[Start RECORDED INFORMATION]
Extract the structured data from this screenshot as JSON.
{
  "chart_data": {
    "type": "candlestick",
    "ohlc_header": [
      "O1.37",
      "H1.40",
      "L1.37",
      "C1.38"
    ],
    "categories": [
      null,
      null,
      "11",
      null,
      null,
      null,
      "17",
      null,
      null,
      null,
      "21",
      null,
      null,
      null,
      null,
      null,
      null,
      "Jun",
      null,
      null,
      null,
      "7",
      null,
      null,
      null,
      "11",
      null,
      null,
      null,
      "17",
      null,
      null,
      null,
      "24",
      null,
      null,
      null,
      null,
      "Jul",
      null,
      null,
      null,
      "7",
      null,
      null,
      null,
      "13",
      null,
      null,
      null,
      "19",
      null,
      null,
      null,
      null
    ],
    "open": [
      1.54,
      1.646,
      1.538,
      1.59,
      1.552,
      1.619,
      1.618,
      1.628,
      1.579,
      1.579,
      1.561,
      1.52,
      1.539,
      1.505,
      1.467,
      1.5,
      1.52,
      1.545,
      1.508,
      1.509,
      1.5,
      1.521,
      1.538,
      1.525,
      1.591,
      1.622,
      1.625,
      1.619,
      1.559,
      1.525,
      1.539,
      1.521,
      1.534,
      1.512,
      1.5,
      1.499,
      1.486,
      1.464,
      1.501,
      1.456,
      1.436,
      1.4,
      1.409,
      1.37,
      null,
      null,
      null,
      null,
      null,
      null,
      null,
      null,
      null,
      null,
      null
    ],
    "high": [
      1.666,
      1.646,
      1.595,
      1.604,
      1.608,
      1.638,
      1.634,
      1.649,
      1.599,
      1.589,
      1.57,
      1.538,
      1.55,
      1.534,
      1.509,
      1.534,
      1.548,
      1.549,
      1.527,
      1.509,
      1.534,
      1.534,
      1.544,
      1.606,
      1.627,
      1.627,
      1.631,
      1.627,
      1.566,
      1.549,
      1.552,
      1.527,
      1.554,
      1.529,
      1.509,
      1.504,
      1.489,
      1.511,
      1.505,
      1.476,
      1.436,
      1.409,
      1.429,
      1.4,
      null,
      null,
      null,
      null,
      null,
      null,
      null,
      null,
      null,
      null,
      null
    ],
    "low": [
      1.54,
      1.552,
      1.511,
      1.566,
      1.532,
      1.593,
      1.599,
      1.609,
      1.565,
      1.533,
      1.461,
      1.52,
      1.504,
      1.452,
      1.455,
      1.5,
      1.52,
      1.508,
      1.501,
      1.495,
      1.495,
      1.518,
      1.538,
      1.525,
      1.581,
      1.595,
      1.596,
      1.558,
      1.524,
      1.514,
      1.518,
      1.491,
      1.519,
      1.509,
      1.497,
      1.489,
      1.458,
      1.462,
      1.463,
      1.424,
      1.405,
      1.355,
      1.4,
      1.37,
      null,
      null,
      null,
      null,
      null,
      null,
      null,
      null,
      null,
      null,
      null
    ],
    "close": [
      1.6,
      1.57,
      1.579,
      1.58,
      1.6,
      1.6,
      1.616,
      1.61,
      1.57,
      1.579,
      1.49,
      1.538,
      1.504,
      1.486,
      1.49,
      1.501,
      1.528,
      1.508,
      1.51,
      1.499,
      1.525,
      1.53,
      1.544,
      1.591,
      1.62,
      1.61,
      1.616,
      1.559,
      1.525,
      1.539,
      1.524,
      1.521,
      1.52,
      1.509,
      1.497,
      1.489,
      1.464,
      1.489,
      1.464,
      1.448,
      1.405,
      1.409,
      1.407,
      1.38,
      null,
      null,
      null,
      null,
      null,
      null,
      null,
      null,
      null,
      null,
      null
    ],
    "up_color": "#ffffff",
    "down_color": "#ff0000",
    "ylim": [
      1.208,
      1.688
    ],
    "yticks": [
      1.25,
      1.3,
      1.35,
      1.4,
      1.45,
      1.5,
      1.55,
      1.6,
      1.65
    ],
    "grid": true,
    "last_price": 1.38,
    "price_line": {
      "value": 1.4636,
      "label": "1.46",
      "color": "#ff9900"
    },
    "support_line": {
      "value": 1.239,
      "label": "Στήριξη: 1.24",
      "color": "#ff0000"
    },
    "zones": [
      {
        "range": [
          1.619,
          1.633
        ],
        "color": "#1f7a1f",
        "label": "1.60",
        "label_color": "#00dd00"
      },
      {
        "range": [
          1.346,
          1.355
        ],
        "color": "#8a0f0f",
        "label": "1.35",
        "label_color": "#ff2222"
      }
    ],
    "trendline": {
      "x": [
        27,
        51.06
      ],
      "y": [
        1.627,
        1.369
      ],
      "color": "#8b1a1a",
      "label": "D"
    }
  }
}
[End RECORDED INFORMATION]
TASK INSTRUCTIONS
Write out the entire listing exactly.

COMPLETE OUTPUT
Extract the structured data from this screenshot as JSON.
{
  "chart_data": {
    "type": "candlestick",
    "ohlc_header": [
      "O1.37",
      "H1.40",
      "L1.37",
      "C1.38"
    ],
    "categories": [
      null,
      null,
      "11",
      null,
      null,
      null,
      "17",
      null,
      null,
      null,
      "21",
      null,
      null,
      null,
      null,
      null,
      null,
      "Jun",
      null,
      null,
      null,
      "7",
      null,
      null,
      null,
      "11",
      null,
      null,
      null,
      "17",
      null,
      null,
      null,
      "24",
      null,
      null,
      null,
      null,
      "Jul",
      null,
      null,
      null,
      "7",
      null,
      null,
      null,
      "13",
      null,
      null,
      null,
      "19",
      null,
      null,
      null,
      null
    ],
    "open": [
      1.54,
      1.646,
      1.538,
      1.59,
      1.552,
      1.619,
      1.618,
      1.628,
      1.579,
      1.579,
      1.561,
      1.52,
      1.539,
      1.505,
      1.467,
      1.5,
      1.52,
      1.545,
      1.508,
      1.509,
      1.5,
      1.521,
      1.538,
      1.525,
      1.591,
      1.622,
      1.625,
      1.619,
      1.559,
      1.525,
      1.539,
      1.521,
      1.534,
      1.512,
      1.5,
      1.499,
      1.486,
      1.464,
      1.501,
      1.456,
      1.436,
      1.4,
      1.409,
      1.37,
      null,
      null,
      null,
      null,
      null,
      null,
      null,
      null,
      null,
      null,
      null
    ],
    "high": [
      1.666,
      1.646,
      1.595,
      1.604,
      1.608,
      1.638,
      1.634,
      1.649,
      1.599,
      1.589,
      1.57,
      1.538,
      1.55,
      1.534,
      1.509,
      1.534,
      1.548,
      1.549,
      1.527,
      1.509,
      1.534,
      1.534,
      1.544,
      1.606,
      1.627,
      1.627,
      1.631,
      1.627,
      1.566,
      1.549,
      1.552,
      1.527,
      1.554,
      1.529,
      1.509,
      1.504,
      1.489,
      1.511,
      1.505,
      1.476,
      1.436,
      1.409,
      1.429,
      1.4,
      null,
      null,
      null,
      null,
      null,
      null,
      null,
      null,
      null,
      null,
      null
    ],
    "low": [
      1.54,
      1.552,
      1.511,
      1.566,
      1.532,
      1.593,
      1.599,
      1.609,
      1.565,
      1.533,
      1.461,
      1.52,
      1.504,
      1.452,
      1.455,
      1.5,
      1.52,
      1.508,
      1.501,
      1.495,
      1.495,
      1.518,
      1.538,
      1.525,
      1.581,
      1.595,
      1.596,
      1.558,
      1.524,
      1.514,
      1.518,
      1.491,
      1.519,
      1.509,
      1.497,
      1.489,
      1.458,
      1.462,
      1.463,
      1.424,
      1.405,
      1.355,
      1.4,
      1.37,
      null,
      null,
      null,
      null,
      null,
      null,
      null,
      null,
      null,
      null,
      null
    ],
    "close": [
      1.6,
      1.57,
      1.579,
      1.58,
      1.6,
      1.6,
      1.616,
      1.61,
      1.57,
      1.579,
      1.49,
      1.538,
      1.504,
      1.486,
      1.49,
      1.501,
      1.528,
      1.508,
      1.51,
      1.499,
      1.525,
      1.53,
      1.544,
      1.591,
      1.62,
      1.61,
      1.616,
      1.559,
      1.525,
      1.539,
      1.524,
      1.521,
      1.52,
      1.509,
      1.497,
      1.489,
      1.464,
      1.489,
      1.464,
      1.448,
      1.405,
      1.409,
      1.407,
      1.38,
      null,
      null,
      null,
      null,
      null,
      null,
      null,
      null,
      null,
      null,
      null
    ],
    "up_color": "#ffffff",
    "down_color": "#ff0000",
    "ylim": [
      1.208,
      1.688
    ],
    "yticks": [
      1.25,
      1.3,
      1.35,
      1.4,
      1.45,
      1.5,
      1.55,
      1.6,
      1.65
    ],
    "grid": true,
    "last_price": 1.38,
    "price_line": {
      "value": 1.4636,
      "label": "1.46",
      "color": "#ff9900"
    },
    "support_line": {
      "value": 1.239,
      "label": "Στήριξη: 1.24",
      "color": "#ff0000"
    },
    "zones": [
      {
        "range": [
          1.619,
          1.633
        ],
        "color": "#1f7a1f",
        "label": "1.60",
        "label_color": "#00dd00"
      },
      {
        "range": [
          1.346,
          1.355
        ],
        "color": "#8a0f0f",
        "label": "1.35",
        "label_color": "#ff2222"
      }
    ],
    "trendline": {
      "x": [
        27,
        51.06
      ],
      "y": [
        1.627,
        1.369
      ],
      "color": "#8b1a1a",
      "label": "D"
    }
  }
}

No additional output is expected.